# SHORT PROBLEM:
Print the lines below unchanged, keeping every row complete.

Stored dataset items:
☆ ☆ ☆ ☆ ☆ ☆ ☆
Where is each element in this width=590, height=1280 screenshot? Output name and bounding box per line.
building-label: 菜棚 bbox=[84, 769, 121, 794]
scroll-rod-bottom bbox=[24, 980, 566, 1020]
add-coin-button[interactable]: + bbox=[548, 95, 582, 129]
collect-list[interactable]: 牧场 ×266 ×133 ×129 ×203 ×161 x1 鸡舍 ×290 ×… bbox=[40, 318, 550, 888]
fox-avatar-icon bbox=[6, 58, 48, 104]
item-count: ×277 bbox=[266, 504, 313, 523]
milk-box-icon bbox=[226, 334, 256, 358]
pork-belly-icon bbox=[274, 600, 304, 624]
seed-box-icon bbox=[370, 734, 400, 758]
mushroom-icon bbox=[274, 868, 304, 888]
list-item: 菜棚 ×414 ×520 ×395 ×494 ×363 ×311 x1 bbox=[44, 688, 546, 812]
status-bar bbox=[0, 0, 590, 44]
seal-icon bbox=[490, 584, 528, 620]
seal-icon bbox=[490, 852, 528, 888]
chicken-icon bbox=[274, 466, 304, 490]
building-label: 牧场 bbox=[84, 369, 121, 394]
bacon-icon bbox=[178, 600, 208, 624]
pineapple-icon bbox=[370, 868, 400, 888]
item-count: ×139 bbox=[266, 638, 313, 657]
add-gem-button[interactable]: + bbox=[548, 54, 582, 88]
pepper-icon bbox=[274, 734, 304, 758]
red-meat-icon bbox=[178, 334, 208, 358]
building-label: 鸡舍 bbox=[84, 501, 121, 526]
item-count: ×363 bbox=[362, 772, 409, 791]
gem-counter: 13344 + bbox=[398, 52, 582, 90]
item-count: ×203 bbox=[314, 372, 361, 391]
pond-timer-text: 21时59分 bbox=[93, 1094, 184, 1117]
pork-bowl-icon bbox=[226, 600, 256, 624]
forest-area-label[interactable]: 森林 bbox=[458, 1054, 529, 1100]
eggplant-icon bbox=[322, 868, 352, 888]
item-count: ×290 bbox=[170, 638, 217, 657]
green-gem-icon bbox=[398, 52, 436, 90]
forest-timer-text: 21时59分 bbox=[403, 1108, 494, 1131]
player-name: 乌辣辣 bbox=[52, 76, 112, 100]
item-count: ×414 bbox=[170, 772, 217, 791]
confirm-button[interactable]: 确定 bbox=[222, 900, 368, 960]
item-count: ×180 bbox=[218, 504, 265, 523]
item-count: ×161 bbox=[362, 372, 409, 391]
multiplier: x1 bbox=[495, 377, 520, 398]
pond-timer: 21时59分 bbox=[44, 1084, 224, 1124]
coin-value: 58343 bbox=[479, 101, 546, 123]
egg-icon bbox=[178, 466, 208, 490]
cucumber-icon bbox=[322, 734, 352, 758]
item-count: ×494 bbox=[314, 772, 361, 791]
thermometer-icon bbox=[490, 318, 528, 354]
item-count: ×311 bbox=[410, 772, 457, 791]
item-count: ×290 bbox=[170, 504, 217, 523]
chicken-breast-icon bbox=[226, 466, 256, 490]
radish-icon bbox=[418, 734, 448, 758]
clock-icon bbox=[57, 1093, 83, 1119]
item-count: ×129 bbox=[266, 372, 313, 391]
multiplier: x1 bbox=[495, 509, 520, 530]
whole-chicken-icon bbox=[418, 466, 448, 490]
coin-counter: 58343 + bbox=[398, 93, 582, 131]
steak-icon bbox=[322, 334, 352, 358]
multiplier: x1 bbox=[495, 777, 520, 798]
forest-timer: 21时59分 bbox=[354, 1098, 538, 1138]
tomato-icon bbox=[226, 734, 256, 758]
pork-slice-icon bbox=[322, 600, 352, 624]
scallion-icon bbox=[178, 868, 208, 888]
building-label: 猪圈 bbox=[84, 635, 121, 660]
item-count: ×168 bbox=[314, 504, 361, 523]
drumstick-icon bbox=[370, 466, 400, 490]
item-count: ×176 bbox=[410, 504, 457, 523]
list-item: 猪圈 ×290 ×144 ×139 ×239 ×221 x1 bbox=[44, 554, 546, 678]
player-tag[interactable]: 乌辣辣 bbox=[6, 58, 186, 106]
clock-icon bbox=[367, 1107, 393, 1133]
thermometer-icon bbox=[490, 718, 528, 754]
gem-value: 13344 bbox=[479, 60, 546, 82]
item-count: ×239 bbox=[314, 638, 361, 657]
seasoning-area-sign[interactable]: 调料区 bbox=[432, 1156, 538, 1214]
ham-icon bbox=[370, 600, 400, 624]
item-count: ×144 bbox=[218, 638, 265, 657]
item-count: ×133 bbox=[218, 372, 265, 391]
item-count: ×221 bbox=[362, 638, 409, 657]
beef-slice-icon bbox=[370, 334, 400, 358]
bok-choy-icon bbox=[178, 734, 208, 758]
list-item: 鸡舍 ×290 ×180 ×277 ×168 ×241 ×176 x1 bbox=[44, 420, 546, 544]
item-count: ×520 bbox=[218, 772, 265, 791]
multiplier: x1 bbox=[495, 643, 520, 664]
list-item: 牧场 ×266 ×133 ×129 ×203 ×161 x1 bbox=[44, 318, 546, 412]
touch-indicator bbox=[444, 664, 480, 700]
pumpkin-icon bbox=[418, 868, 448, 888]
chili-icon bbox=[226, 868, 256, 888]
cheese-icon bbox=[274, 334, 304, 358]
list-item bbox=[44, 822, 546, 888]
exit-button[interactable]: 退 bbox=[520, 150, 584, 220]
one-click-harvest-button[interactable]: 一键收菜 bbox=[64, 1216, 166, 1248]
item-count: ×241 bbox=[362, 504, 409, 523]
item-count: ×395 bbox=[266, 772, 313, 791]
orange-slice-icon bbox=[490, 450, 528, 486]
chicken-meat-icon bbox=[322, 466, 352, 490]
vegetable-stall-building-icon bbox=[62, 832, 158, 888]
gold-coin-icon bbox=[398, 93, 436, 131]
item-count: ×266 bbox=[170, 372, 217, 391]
☆ ☆ ☆ ☆ ☆ ☆ ☆
# TASK RESPONSE:
Where is each element in this width=590, height=1280 screenshot? Output name and bounding box per line.
building-label: 菜棚 bbox=[84, 769, 121, 794]
scroll-rod-bottom bbox=[24, 980, 566, 1020]
add-coin-button[interactable]: + bbox=[548, 95, 582, 129]
collect-list[interactable]: 牧场 ×266 ×133 ×129 ×203 ×161 x1 鸡舍 ×290 ×… bbox=[40, 318, 550, 888]
fox-avatar-icon bbox=[6, 58, 48, 104]
item-count: ×277 bbox=[266, 504, 313, 523]
milk-box-icon bbox=[226, 334, 256, 358]
pork-belly-icon bbox=[274, 600, 304, 624]
seed-box-icon bbox=[370, 734, 400, 758]
mushroom-icon bbox=[274, 868, 304, 888]
list-item: 菜棚 ×414 ×520 ×395 ×494 ×363 ×311 x1 bbox=[44, 688, 546, 812]
status-bar bbox=[0, 0, 590, 44]
seal-icon bbox=[490, 584, 528, 620]
seal-icon bbox=[490, 852, 528, 888]
chicken-icon bbox=[274, 466, 304, 490]
building-label: 牧场 bbox=[84, 369, 121, 394]
bacon-icon bbox=[178, 600, 208, 624]
pineapple-icon bbox=[370, 868, 400, 888]
item-count: ×139 bbox=[266, 638, 313, 657]
add-gem-button[interactable]: + bbox=[548, 54, 582, 88]
pepper-icon bbox=[274, 734, 304, 758]
red-meat-icon bbox=[178, 334, 208, 358]
building-label: 鸡舍 bbox=[84, 501, 121, 526]
item-count: ×363 bbox=[362, 772, 409, 791]
gem-counter: 13344 + bbox=[398, 52, 582, 90]
item-count: ×203 bbox=[314, 372, 361, 391]
pond-timer-text: 21时59分 bbox=[93, 1094, 184, 1117]
pork-bowl-icon bbox=[226, 600, 256, 624]
forest-area-label[interactable]: 森林 bbox=[458, 1054, 529, 1100]
eggplant-icon bbox=[322, 868, 352, 888]
item-count: ×290 bbox=[170, 638, 217, 657]
green-gem-icon bbox=[398, 52, 436, 90]
forest-timer-text: 21时59分 bbox=[403, 1108, 494, 1131]
player-name: 乌辣辣 bbox=[52, 76, 112, 100]
item-count: ×414 bbox=[170, 772, 217, 791]
confirm-button[interactable]: 确定 bbox=[222, 900, 368, 960]
item-count: ×180 bbox=[218, 504, 265, 523]
item-count: ×161 bbox=[362, 372, 409, 391]
multiplier: x1 bbox=[495, 377, 520, 398]
pond-timer: 21时59分 bbox=[44, 1084, 224, 1124]
coin-value: 58343 bbox=[479, 101, 546, 123]
egg-icon bbox=[178, 466, 208, 490]
cucumber-icon bbox=[322, 734, 352, 758]
item-count: ×494 bbox=[314, 772, 361, 791]
thermometer-icon bbox=[490, 318, 528, 354]
item-count: ×311 bbox=[410, 772, 457, 791]
item-count: ×290 bbox=[170, 504, 217, 523]
chicken-breast-icon bbox=[226, 466, 256, 490]
radish-icon bbox=[418, 734, 448, 758]
clock-icon bbox=[57, 1093, 83, 1119]
item-count: ×129 bbox=[266, 372, 313, 391]
multiplier: x1 bbox=[495, 509, 520, 530]
whole-chicken-icon bbox=[418, 466, 448, 490]
coin-counter: 58343 + bbox=[398, 93, 582, 131]
steak-icon bbox=[322, 334, 352, 358]
multiplier: x1 bbox=[495, 777, 520, 798]
forest-timer: 21时59分 bbox=[354, 1098, 538, 1138]
tomato-icon bbox=[226, 734, 256, 758]
pork-slice-icon bbox=[322, 600, 352, 624]
scallion-icon bbox=[178, 868, 208, 888]
building-label: 猪圈 bbox=[84, 635, 121, 660]
item-count: ×168 bbox=[314, 504, 361, 523]
drumstick-icon bbox=[370, 466, 400, 490]
item-count: ×176 bbox=[410, 504, 457, 523]
list-item: 猪圈 ×290 ×144 ×139 ×239 ×221 x1 bbox=[44, 554, 546, 678]
player-tag[interactable]: 乌辣辣 bbox=[6, 58, 186, 106]
clock-icon bbox=[367, 1107, 393, 1133]
thermometer-icon bbox=[490, 718, 528, 754]
gem-value: 13344 bbox=[479, 60, 546, 82]
item-count: ×239 bbox=[314, 638, 361, 657]
seasoning-area-sign[interactable]: 调料区 bbox=[432, 1156, 538, 1214]
ham-icon bbox=[370, 600, 400, 624]
item-count: ×144 bbox=[218, 638, 265, 657]
item-count: ×133 bbox=[218, 372, 265, 391]
item-count: ×221 bbox=[362, 638, 409, 657]
beef-slice-icon bbox=[370, 334, 400, 358]
bok-choy-icon bbox=[178, 734, 208, 758]
list-item: 鸡舍 ×290 ×180 ×277 ×168 ×241 ×176 x1 bbox=[44, 420, 546, 544]
item-count: ×520 bbox=[218, 772, 265, 791]
multiplier: x1 bbox=[495, 643, 520, 664]
list-item: 牧场 ×266 ×133 ×129 ×203 ×161 x1 bbox=[44, 318, 546, 412]
touch-indicator bbox=[444, 664, 480, 700]
pumpkin-icon bbox=[418, 868, 448, 888]
chili-icon bbox=[226, 868, 256, 888]
cheese-icon bbox=[274, 334, 304, 358]
list-item bbox=[44, 822, 546, 888]
exit-button[interactable]: 退 bbox=[520, 150, 584, 220]
one-click-harvest-button[interactable]: 一键收菜 bbox=[64, 1216, 166, 1248]
item-count: ×241 bbox=[362, 504, 409, 523]
item-count: ×395 bbox=[266, 772, 313, 791]
orange-slice-icon bbox=[490, 450, 528, 486]
chicken-meat-icon bbox=[322, 466, 352, 490]
vegetable-stall-building-icon bbox=[62, 832, 158, 888]
gold-coin-icon bbox=[398, 93, 436, 131]
item-count: ×266 bbox=[170, 372, 217, 391]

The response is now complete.